* [AVAILABLE RECORDS]
::::

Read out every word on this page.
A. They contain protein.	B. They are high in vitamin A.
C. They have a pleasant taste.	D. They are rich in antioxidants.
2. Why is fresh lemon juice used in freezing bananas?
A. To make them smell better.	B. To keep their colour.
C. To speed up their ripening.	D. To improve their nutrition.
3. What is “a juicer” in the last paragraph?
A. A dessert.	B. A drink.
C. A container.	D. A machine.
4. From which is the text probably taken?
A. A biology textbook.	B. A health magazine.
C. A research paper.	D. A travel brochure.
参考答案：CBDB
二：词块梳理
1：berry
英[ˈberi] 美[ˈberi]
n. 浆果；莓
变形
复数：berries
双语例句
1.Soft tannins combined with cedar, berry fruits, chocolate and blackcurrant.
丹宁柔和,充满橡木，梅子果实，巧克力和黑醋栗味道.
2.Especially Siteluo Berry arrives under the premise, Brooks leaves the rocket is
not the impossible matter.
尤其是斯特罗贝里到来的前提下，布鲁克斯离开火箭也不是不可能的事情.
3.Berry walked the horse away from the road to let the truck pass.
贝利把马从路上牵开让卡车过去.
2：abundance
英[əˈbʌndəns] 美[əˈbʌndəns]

::::

* [TASK DETAILS] I need every line of the data that has the word "They"; please list them.

* [SOLUTION BELOW]
A. They contain protein.	B. They are high in vitamin A.
C. They have a pleasant taste.	D. They are rich in antioxidants.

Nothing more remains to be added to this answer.